TASK INSTRUCTIONS. With no words added or dropped, transcribe the listing that follows.

──────── PROVIDED RECORDS ────────

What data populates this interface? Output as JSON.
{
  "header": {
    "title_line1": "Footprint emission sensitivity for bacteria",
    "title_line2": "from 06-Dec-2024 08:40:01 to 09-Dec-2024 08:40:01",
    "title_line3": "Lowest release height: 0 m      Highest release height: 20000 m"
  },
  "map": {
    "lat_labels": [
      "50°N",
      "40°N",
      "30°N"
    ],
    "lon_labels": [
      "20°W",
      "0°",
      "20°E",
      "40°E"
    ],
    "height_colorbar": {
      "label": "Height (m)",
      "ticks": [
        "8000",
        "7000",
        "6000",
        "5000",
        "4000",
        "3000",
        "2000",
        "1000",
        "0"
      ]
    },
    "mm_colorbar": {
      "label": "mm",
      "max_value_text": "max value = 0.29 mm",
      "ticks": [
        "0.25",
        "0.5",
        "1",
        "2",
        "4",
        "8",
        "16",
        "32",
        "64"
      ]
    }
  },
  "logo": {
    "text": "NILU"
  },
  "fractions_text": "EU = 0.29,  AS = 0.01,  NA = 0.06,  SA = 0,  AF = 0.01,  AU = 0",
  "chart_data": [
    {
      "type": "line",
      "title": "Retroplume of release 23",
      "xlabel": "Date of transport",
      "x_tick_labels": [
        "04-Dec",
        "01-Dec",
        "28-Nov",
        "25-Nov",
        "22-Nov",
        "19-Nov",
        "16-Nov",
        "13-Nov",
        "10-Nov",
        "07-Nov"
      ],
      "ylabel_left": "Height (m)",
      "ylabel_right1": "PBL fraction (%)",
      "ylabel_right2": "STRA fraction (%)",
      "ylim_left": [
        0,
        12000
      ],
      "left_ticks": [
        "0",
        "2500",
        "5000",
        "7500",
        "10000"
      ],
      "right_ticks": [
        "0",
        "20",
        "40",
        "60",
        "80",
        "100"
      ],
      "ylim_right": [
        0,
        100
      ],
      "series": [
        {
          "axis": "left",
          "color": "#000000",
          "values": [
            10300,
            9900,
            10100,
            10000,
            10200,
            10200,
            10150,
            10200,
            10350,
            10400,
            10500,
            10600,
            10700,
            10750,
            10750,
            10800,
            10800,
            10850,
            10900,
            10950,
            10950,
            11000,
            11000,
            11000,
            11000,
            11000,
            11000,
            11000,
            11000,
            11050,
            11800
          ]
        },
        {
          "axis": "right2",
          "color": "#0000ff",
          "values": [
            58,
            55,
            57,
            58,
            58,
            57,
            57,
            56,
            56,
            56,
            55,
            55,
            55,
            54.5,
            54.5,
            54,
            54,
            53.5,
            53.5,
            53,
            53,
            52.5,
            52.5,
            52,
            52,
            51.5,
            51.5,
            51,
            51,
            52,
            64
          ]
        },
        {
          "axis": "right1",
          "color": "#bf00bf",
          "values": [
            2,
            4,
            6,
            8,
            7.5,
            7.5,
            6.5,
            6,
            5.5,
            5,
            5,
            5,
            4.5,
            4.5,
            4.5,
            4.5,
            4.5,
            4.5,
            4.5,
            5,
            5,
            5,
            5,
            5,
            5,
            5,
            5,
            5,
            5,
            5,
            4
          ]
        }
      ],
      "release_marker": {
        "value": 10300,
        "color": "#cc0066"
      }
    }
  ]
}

────────

FINISHED EXERCISE.
What data populates this interface? Output as JSON.
{
  "header": {
    "title_line1": "Footprint emission sensitivity for bacteria",
    "title_line2": "from 06-Dec-2024 08:40:01 to 09-Dec-2024 08:40:01",
    "title_line3": "Lowest release height: 0 m      Highest release height: 20000 m"
  },
  "map": {
    "lat_labels": [
      "50°N",
      "40°N",
      "30°N"
    ],
    "lon_labels": [
      "20°W",
      "0°",
      "20°E",
      "40°E"
    ],
    "height_colorbar": {
      "label": "Height (m)",
      "ticks": [
        "8000",
        "7000",
        "6000",
        "5000",
        "4000",
        "3000",
        "2000",
        "1000",
        "0"
      ]
    },
    "mm_colorbar": {
      "label": "mm",
      "max_value_text": "max value = 0.29 mm",
      "ticks": [
        "0.25",
        "0.5",
        "1",
        "2",
        "4",
        "8",
        "16",
        "32",
        "64"
      ]
    }
  },
  "logo": {
    "text": "NILU"
  },
  "fractions_text": "EU = 0.29,  AS = 0.01,  NA = 0.06,  SA = 0,  AF = 0.01,  AU = 0",
  "chart_data": [
    {
      "type": "line",
      "title": "Retroplume of release 23",
      "xlabel": "Date of transport",
      "x_tick_labels": [
        "04-Dec",
        "01-Dec",
        "28-Nov",
        "25-Nov",
        "22-Nov",
        "19-Nov",
        "16-Nov",
        "13-Nov",
        "10-Nov",
        "07-Nov"
      ],
      "ylabel_left": "Height (m)",
      "ylabel_right1": "PBL fraction (%)",
      "ylabel_right2": "STRA fraction (%)",
      "ylim_left": [
        0,
        12000
      ],
      "left_ticks": [
        "0",
        "2500",
        "5000",
        "7500",
        "10000"
      ],
      "right_ticks": [
        "0",
        "20",
        "40",
        "60",
        "80",
        "100"
      ],
      "ylim_right": [
        0,
        100
      ],
      "series": [
        {
          "axis": "left",
          "color": "#000000",
          "values": [
            10300,
            9900,
            10100,
            10000,
            10200,
            10200,
            10150,
            10200,
            10350,
            10400,
            10500,
            10600,
            10700,
            10750,
            10750,
            10800,
            10800,
            10850,
            10900,
            10950,
            10950,
            11000,
            11000,
            11000,
            11000,
            11000,
            11000,
            11000,
            11000,
            11050,
            11800
          ]
        },
        {
          "axis": "right2",
          "color": "#0000ff",
          "values": [
            58,
            55,
            57,
            58,
            58,
            57,
            57,
            56,
            56,
            56,
            55,
            55,
            55,
            54.5,
            54.5,
            54,
            54,
            53.5,
            53.5,
            53,
            53,
            52.5,
            52.5,
            52,
            52,
            51.5,
            51.5,
            51,
            51,
            52,
            64
          ]
        },
        {
          "axis": "right1",
          "color": "#bf00bf",
          "values": [
            2,
            4,
            6,
            8,
            7.5,
            7.5,
            6.5,
            6,
            5.5,
            5,
            5,
            5,
            4.5,
            4.5,
            4.5,
            4.5,
            4.5,
            4.5,
            4.5,
            5,
            5,
            5,
            5,
            5,
            5,
            5,
            5,
            5,
            5,
            5,
            4
          ]
        }
      ],
      "release_marker": {
        "value": 10300,
        "color": "#cc0066"
      }
    }
  ]
}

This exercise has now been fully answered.